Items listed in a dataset
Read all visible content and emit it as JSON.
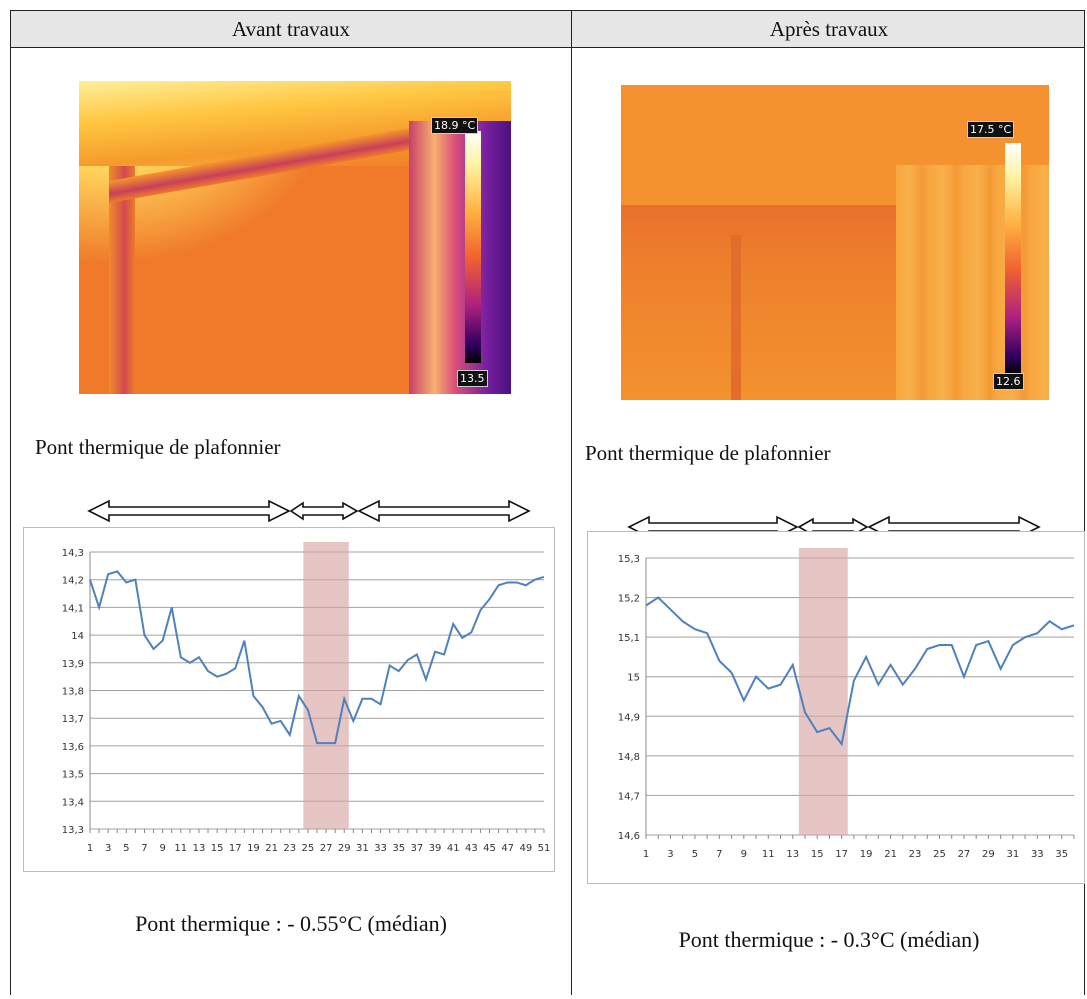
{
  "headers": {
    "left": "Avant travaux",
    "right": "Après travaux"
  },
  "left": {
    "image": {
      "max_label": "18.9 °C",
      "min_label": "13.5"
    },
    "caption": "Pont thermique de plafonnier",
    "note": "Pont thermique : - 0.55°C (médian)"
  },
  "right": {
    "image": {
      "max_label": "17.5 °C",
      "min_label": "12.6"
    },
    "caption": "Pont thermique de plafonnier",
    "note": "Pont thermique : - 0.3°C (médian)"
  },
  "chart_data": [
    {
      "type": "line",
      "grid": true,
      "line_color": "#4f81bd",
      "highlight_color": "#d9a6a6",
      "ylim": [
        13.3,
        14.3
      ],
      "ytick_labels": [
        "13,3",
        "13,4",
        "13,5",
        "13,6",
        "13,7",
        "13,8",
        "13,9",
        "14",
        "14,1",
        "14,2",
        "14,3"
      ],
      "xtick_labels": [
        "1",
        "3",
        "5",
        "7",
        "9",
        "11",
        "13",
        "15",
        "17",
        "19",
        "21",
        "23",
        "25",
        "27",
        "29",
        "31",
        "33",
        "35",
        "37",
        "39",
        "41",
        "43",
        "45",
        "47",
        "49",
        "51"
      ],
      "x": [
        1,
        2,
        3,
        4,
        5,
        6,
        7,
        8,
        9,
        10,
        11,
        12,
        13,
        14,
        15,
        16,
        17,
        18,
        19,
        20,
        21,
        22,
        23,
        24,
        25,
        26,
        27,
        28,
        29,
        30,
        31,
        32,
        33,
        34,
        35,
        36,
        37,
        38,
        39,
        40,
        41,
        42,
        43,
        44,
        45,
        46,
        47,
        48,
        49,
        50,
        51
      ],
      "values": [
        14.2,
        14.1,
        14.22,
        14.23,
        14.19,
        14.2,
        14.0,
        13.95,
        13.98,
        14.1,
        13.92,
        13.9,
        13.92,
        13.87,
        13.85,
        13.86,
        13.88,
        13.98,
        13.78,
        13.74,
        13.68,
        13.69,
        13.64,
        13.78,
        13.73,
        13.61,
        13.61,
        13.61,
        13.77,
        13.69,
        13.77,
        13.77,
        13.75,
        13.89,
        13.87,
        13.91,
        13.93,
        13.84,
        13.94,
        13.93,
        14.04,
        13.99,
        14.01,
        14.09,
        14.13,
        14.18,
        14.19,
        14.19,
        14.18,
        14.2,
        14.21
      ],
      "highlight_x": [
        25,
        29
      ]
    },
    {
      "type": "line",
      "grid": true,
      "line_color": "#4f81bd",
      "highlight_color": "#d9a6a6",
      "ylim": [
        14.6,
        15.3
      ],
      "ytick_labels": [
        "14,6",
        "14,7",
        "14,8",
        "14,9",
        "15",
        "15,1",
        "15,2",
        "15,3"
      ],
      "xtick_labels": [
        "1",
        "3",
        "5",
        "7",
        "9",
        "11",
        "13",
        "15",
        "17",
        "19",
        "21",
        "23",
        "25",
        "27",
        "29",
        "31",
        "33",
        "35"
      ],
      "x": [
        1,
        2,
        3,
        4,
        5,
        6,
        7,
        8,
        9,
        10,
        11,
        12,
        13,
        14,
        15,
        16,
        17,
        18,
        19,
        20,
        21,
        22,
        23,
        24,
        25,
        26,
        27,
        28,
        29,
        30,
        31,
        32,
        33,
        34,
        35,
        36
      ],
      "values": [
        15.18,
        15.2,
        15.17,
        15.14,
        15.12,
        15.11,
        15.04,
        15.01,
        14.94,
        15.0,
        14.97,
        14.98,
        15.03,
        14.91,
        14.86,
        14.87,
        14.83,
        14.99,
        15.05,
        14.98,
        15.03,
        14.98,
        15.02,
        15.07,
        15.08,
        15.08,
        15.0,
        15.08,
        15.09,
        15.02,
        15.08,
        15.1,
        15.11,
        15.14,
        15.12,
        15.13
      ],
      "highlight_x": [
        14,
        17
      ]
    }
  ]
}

...

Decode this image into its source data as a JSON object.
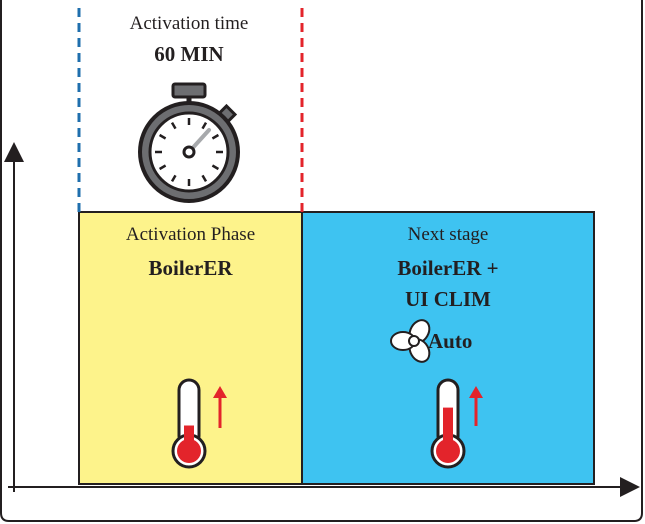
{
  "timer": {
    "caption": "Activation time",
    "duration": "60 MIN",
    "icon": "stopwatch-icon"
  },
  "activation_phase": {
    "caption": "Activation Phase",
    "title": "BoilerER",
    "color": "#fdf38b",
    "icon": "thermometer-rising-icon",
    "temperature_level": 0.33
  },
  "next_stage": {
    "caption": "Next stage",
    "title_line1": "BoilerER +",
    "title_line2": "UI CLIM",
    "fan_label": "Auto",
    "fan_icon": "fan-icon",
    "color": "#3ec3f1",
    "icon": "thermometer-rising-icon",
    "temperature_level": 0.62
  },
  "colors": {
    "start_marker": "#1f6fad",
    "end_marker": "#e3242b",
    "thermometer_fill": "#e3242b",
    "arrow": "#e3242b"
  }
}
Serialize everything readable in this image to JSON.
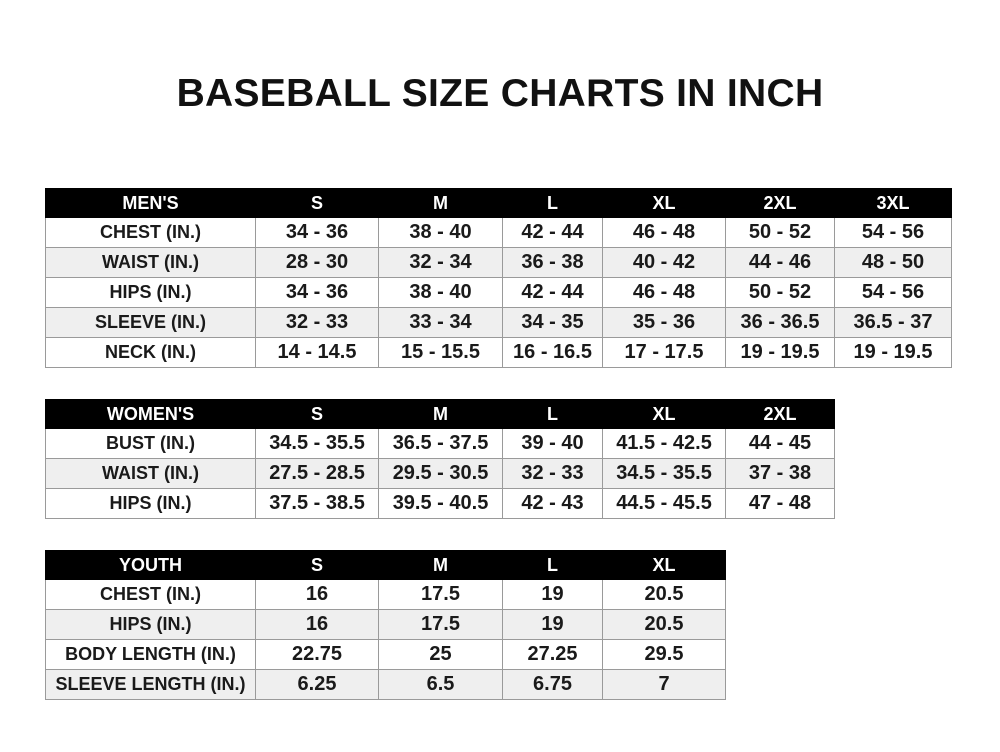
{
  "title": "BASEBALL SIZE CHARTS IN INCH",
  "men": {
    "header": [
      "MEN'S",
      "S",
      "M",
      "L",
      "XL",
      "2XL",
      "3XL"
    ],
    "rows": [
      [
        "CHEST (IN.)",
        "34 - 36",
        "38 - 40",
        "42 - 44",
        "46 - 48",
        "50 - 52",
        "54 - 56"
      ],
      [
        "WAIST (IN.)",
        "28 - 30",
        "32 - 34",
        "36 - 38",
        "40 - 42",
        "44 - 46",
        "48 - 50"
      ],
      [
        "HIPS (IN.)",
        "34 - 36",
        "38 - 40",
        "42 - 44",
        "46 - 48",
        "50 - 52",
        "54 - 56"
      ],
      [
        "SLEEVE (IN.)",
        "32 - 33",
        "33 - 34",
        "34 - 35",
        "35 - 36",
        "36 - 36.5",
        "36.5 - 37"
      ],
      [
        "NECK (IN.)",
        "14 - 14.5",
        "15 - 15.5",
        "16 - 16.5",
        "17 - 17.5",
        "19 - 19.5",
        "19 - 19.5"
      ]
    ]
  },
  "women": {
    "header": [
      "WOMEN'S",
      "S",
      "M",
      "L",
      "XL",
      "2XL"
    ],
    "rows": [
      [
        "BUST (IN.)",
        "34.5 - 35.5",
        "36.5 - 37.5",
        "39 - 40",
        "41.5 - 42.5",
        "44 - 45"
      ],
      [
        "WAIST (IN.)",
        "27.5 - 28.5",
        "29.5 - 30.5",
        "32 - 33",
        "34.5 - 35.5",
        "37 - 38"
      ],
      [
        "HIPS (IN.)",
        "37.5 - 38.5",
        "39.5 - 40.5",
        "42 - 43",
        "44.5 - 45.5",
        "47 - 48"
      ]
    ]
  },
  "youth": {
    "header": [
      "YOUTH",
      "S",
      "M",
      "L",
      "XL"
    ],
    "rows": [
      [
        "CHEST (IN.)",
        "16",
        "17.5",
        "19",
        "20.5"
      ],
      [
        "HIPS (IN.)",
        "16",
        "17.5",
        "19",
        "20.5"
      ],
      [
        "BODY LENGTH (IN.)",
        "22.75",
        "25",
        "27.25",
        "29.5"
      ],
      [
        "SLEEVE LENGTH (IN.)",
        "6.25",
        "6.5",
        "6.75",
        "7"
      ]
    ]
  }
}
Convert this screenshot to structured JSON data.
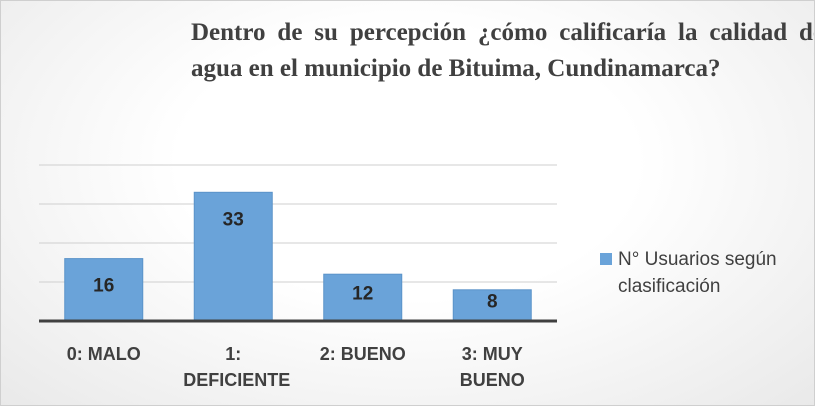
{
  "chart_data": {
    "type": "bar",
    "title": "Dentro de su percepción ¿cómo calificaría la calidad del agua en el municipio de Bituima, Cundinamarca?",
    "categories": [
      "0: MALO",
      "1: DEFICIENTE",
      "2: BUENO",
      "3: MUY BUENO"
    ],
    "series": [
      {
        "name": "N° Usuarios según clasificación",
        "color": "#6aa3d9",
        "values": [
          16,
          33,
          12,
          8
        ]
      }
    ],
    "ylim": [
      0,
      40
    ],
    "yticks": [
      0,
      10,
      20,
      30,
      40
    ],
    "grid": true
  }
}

### Work instructions
Read through the entries and copy each line in which "this" appears.

### Full output
Decode this image into its source data as a JSON object.
Serialize everything readable in this image to JSON.
Convert this screenshot to structured JSON data.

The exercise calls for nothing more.